PROBLEM TO WORK ON: Retype each entry exactly as written, and keep the pictures out of the copy.

MATERIAL PROVIDED:

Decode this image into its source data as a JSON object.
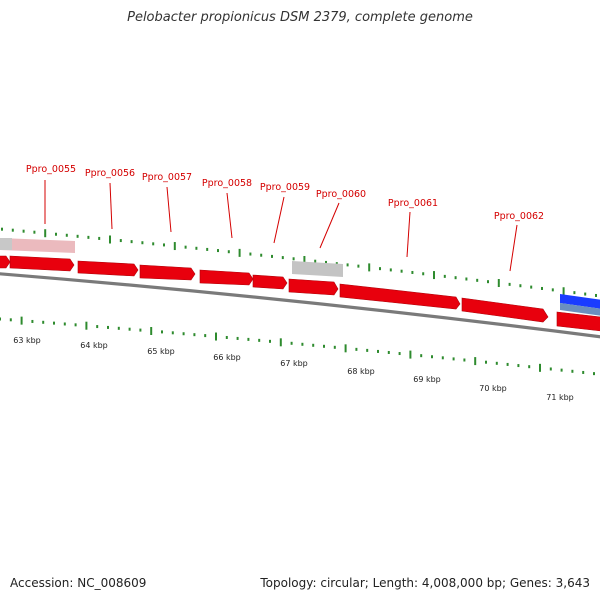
{
  "title": "Pelobacter propionicus DSM 2379, complete genome",
  "footer": {
    "accession": "Accession: NC_008609",
    "summary": "Topology: circular; Length: 4,008,000 bp; Genes: 3,643"
  },
  "colors": {
    "gene_forward": "#e8000d",
    "gene_reverse": "#1a3cff",
    "gene_other": "#b0b0b0",
    "backbone": "#7a7a7a",
    "ticks": "#2e8b2e",
    "label": "#d40000"
  },
  "genes": [
    {
      "label": "Ppro_0055"
    },
    {
      "label": "Ppro_0056"
    },
    {
      "label": "Ppro_0057"
    },
    {
      "label": "Ppro_0058"
    },
    {
      "label": "Ppro_0059"
    },
    {
      "label": "Ppro_0060"
    },
    {
      "label": "Ppro_0061"
    },
    {
      "label": "Ppro_0062"
    }
  ],
  "scale_labels": [
    "63 kbp",
    "64 kbp",
    "65 kbp",
    "66 kbp",
    "67 kbp",
    "68 kbp",
    "69 kbp",
    "70 kbp",
    "71 kbp"
  ]
}
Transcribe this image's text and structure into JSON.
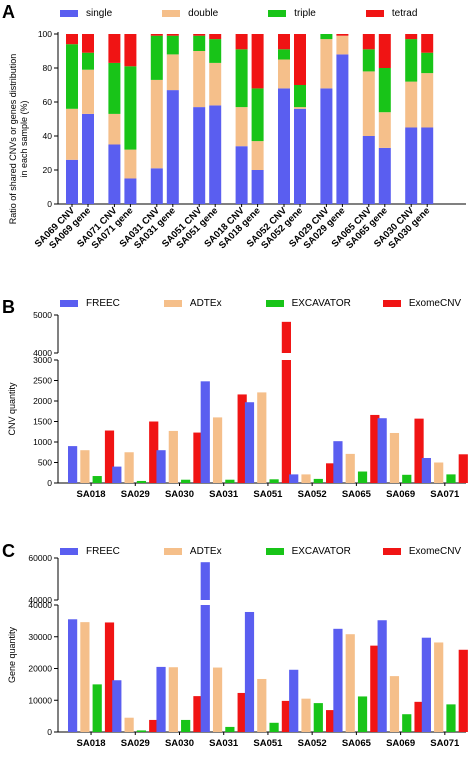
{
  "colors": {
    "blue": "#5a5ef0",
    "peach": "#f5bf8a",
    "green": "#18c418",
    "red": "#f01414"
  },
  "chart_data": [
    {
      "panel": "A",
      "type": "bar",
      "stacked": true,
      "legend": [
        "single",
        "double",
        "triple",
        "tetrad"
      ],
      "ylabel": "Ratio of shared CNVs or genes distribution in each sample (%)",
      "ylim": [
        0,
        100
      ],
      "yticks": [
        "0",
        "20",
        "40",
        "60",
        "80",
        "100"
      ],
      "categories": [
        "SA069 CNV",
        "SA069 gene",
        "SA071 CNV",
        "SA071 gene",
        "SA031 CNV",
        "SA031 gene",
        "SA051 CNV",
        "SA051 gene",
        "SA018 CNV",
        "SA018 gene",
        "SA052 CNV",
        "SA052 gene",
        "SA029 CNV",
        "SA029 gene",
        "SA065 CNV",
        "SA065 gene",
        "SA030 CNV",
        "SA030 gene"
      ],
      "series": [
        {
          "name": "single",
          "values": [
            26,
            53,
            35,
            15,
            21,
            67,
            57,
            58,
            34,
            20,
            68,
            56,
            68,
            88,
            40,
            33,
            45,
            45
          ]
        },
        {
          "name": "double",
          "values": [
            30,
            26,
            18,
            17,
            52,
            21,
            33,
            25,
            23,
            17,
            17,
            1,
            29,
            11,
            38,
            21,
            27,
            32
          ]
        },
        {
          "name": "triple",
          "values": [
            38,
            10,
            30,
            49,
            26,
            11,
            9,
            14,
            34,
            31,
            6,
            13,
            3,
            0,
            13,
            26,
            25,
            12
          ]
        },
        {
          "name": "tetrad",
          "values": [
            6,
            11,
            17,
            19,
            1,
            1,
            1,
            3,
            9,
            32,
            9,
            30,
            0,
            1,
            9,
            20,
            3,
            11
          ]
        }
      ]
    },
    {
      "panel": "B",
      "type": "bar",
      "legend": [
        "FREEC",
        "ADTEx",
        "EXCAVATOR",
        "ExomeCNV"
      ],
      "ylabel": "CNV quantity",
      "yticks": [
        "0",
        "500",
        "1000",
        "1500",
        "2000",
        "2500",
        "3000",
        "4000",
        "5000"
      ],
      "categories": [
        "SA018",
        "SA029",
        "SA030",
        "SA031",
        "SA051",
        "SA052",
        "SA065",
        "SA069",
        "SA071"
      ],
      "series": [
        {
          "name": "FREEC",
          "values": [
            900,
            400,
            800,
            2480,
            1970,
            210,
            1020,
            1580,
            610
          ]
        },
        {
          "name": "ADTEx",
          "values": [
            800,
            750,
            1270,
            1600,
            2210,
            210,
            710,
            1220,
            500
          ]
        },
        {
          "name": "EXCAVATOR",
          "values": [
            170,
            50,
            80,
            80,
            90,
            100,
            280,
            200,
            210
          ]
        },
        {
          "name": "ExomeCNV",
          "values": [
            1280,
            1500,
            1230,
            2160,
            4820,
            480,
            1660,
            1570,
            700
          ]
        }
      ]
    },
    {
      "panel": "C",
      "type": "bar",
      "legend": [
        "FREEC",
        "ADTEx",
        "EXCAVATOR",
        "ExomeCNV"
      ],
      "ylabel": "Gene quantity",
      "yticks": [
        "0",
        "10000",
        "20000",
        "30000",
        "40000",
        "40000",
        "60000"
      ],
      "categories": [
        "SA018",
        "SA029",
        "SA030",
        "SA031",
        "SA051",
        "SA052",
        "SA065",
        "SA069",
        "SA071"
      ],
      "series": [
        {
          "name": "FREEC",
          "values": [
            35500,
            16300,
            20500,
            58000,
            37800,
            19600,
            32500,
            35200,
            29700
          ]
        },
        {
          "name": "ADTEx",
          "values": [
            34600,
            4500,
            20400,
            20300,
            16700,
            10500,
            30800,
            17600,
            28200
          ]
        },
        {
          "name": "EXCAVATOR",
          "values": [
            15000,
            500,
            3800,
            1600,
            2900,
            9100,
            11200,
            5600,
            8700
          ]
        },
        {
          "name": "ExomeCNV",
          "values": [
            34500,
            3800,
            11300,
            12300,
            9800,
            6900,
            27200,
            9500,
            25900
          ]
        }
      ]
    }
  ]
}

RESULT FOR THIS EXERCISE:
Decode this image into its source data as a JSON object.
{
  "title": "Pelobacter propionicus DSM 2379, complete genome",
  "footer": {
    "accession": "Accession: NC_008609",
    "summary": "Topology: circular; Length: 4,008,000 bp; Genes: 3,643"
  },
  "colors": {
    "gene_forward": "#e8000d",
    "gene_reverse": "#1a3cff",
    "gene_other": "#b0b0b0",
    "backbone": "#7a7a7a",
    "ticks": "#2e8b2e",
    "label": "#d40000"
  },
  "genes": [
    {
      "label": "Ppro_0055"
    },
    {
      "label": "Ppro_0056"
    },
    {
      "label": "Ppro_0057"
    },
    {
      "label": "Ppro_0058"
    },
    {
      "label": "Ppro_0059"
    },
    {
      "label": "Ppro_0060"
    },
    {
      "label": "Ppro_0061"
    },
    {
      "label": "Ppro_0062"
    }
  ],
  "scale_labels": [
    "63 kbp",
    "64 kbp",
    "65 kbp",
    "66 kbp",
    "67 kbp",
    "68 kbp",
    "69 kbp",
    "70 kbp",
    "71 kbp"
  ]
}
Transcribe this image's text and structure into JSON.
{
  "colors": {
    "blue": "#5a5ef0",
    "peach": "#f5bf8a",
    "green": "#18c418",
    "red": "#f01414"
  },
  "chart_data": [
    {
      "panel": "A",
      "type": "bar",
      "stacked": true,
      "legend": [
        "single",
        "double",
        "triple",
        "tetrad"
      ],
      "ylabel": "Ratio of shared CNVs or genes distribution in each sample (%)",
      "ylim": [
        0,
        100
      ],
      "yticks": [
        "0",
        "20",
        "40",
        "60",
        "80",
        "100"
      ],
      "categories": [
        "SA069 CNV",
        "SA069 gene",
        "SA071 CNV",
        "SA071 gene",
        "SA031 CNV",
        "SA031 gene",
        "SA051 CNV",
        "SA051 gene",
        "SA018 CNV",
        "SA018 gene",
        "SA052 CNV",
        "SA052 gene",
        "SA029 CNV",
        "SA029 gene",
        "SA065 CNV",
        "SA065 gene",
        "SA030 CNV",
        "SA030 gene"
      ],
      "series": [
        {
          "name": "single",
          "values": [
            26,
            53,
            35,
            15,
            21,
            67,
            57,
            58,
            34,
            20,
            68,
            56,
            68,
            88,
            40,
            33,
            45,
            45
          ]
        },
        {
          "name": "double",
          "values": [
            30,
            26,
            18,
            17,
            52,
            21,
            33,
            25,
            23,
            17,
            17,
            1,
            29,
            11,
            38,
            21,
            27,
            32
          ]
        },
        {
          "name": "triple",
          "values": [
            38,
            10,
            30,
            49,
            26,
            11,
            9,
            14,
            34,
            31,
            6,
            13,
            3,
            0,
            13,
            26,
            25,
            12
          ]
        },
        {
          "name": "tetrad",
          "values": [
            6,
            11,
            17,
            19,
            1,
            1,
            1,
            3,
            9,
            32,
            9,
            30,
            0,
            1,
            9,
            20,
            3,
            11
          ]
        }
      ]
    },
    {
      "panel": "B",
      "type": "bar",
      "legend": [
        "FREEC",
        "ADTEx",
        "EXCAVATOR",
        "ExomeCNV"
      ],
      "ylabel": "CNV quantity",
      "yticks": [
        "0",
        "500",
        "1000",
        "1500",
        "2000",
        "2500",
        "3000",
        "4000",
        "5000"
      ],
      "categories": [
        "SA018",
        "SA029",
        "SA030",
        "SA031",
        "SA051",
        "SA052",
        "SA065",
        "SA069",
        "SA071"
      ],
      "series": [
        {
          "name": "FREEC",
          "values": [
            900,
            400,
            800,
            2480,
            1970,
            210,
            1020,
            1580,
            610
          ]
        },
        {
          "name": "ADTEx",
          "values": [
            800,
            750,
            1270,
            1600,
            2210,
            210,
            710,
            1220,
            500
          ]
        },
        {
          "name": "EXCAVATOR",
          "values": [
            170,
            50,
            80,
            80,
            90,
            100,
            280,
            200,
            210
          ]
        },
        {
          "name": "ExomeCNV",
          "values": [
            1280,
            1500,
            1230,
            2160,
            4820,
            480,
            1660,
            1570,
            700
          ]
        }
      ]
    },
    {
      "panel": "C",
      "type": "bar",
      "legend": [
        "FREEC",
        "ADTEx",
        "EXCAVATOR",
        "ExomeCNV"
      ],
      "ylabel": "Gene quantity",
      "yticks": [
        "0",
        "10000",
        "20000",
        "30000",
        "40000",
        "40000",
        "60000"
      ],
      "categories": [
        "SA018",
        "SA029",
        "SA030",
        "SA031",
        "SA051",
        "SA052",
        "SA065",
        "SA069",
        "SA071"
      ],
      "series": [
        {
          "name": "FREEC",
          "values": [
            35500,
            16300,
            20500,
            58000,
            37800,
            19600,
            32500,
            35200,
            29700
          ]
        },
        {
          "name": "ADTEx",
          "values": [
            34600,
            4500,
            20400,
            20300,
            16700,
            10500,
            30800,
            17600,
            28200
          ]
        },
        {
          "name": "EXCAVATOR",
          "values": [
            15000,
            500,
            3800,
            1600,
            2900,
            9100,
            11200,
            5600,
            8700
          ]
        },
        {
          "name": "ExomeCNV",
          "values": [
            34500,
            3800,
            11300,
            12300,
            9800,
            6900,
            27200,
            9500,
            25900
          ]
        }
      ]
    }
  ]
}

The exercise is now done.